● **WHAT THE TASK ASKS**: In the data below, work out how many lines include the string "también". Only the number should be given.

Entries from a page text collection

= Beginning of Section =

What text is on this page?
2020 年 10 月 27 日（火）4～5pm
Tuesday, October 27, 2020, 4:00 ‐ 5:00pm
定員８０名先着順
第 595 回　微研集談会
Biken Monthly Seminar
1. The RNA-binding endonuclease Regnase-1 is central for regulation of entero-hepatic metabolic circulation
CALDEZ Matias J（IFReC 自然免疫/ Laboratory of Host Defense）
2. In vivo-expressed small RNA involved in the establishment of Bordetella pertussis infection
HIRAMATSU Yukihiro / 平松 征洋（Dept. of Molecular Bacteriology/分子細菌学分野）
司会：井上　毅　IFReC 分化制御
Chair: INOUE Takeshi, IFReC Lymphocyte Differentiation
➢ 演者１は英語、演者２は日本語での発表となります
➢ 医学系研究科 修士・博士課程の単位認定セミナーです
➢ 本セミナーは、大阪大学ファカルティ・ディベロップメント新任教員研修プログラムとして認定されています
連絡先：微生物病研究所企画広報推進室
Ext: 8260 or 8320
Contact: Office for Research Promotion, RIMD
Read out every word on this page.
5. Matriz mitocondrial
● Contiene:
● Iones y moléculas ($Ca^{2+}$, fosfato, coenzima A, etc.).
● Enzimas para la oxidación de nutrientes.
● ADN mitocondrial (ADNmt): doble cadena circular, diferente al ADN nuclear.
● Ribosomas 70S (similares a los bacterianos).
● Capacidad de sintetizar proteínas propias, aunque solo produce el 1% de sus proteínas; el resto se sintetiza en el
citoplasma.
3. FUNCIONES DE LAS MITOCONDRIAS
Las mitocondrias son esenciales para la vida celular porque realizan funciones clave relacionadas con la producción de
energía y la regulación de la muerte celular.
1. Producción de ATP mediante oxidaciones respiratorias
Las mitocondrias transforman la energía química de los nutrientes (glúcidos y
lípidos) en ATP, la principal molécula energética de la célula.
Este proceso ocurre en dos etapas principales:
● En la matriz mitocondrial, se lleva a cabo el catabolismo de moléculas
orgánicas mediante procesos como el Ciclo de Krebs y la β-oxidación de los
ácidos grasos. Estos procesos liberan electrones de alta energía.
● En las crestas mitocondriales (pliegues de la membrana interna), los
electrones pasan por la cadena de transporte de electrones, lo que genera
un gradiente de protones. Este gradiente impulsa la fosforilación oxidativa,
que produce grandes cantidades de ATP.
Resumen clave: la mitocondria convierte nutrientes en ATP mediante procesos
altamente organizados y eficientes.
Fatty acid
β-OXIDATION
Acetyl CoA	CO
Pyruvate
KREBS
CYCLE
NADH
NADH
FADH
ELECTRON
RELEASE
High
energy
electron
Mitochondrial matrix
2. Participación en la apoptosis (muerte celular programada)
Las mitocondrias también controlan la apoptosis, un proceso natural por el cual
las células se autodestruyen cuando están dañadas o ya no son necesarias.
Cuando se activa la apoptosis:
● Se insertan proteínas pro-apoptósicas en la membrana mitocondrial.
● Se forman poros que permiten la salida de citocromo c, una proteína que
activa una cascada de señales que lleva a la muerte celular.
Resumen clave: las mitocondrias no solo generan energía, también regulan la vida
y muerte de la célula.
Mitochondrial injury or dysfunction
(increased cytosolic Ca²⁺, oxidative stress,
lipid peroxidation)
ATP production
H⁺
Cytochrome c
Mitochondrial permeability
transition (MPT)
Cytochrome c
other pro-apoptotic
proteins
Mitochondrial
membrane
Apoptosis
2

= End of Section =

● **PROBLEM SOLUTION**: 2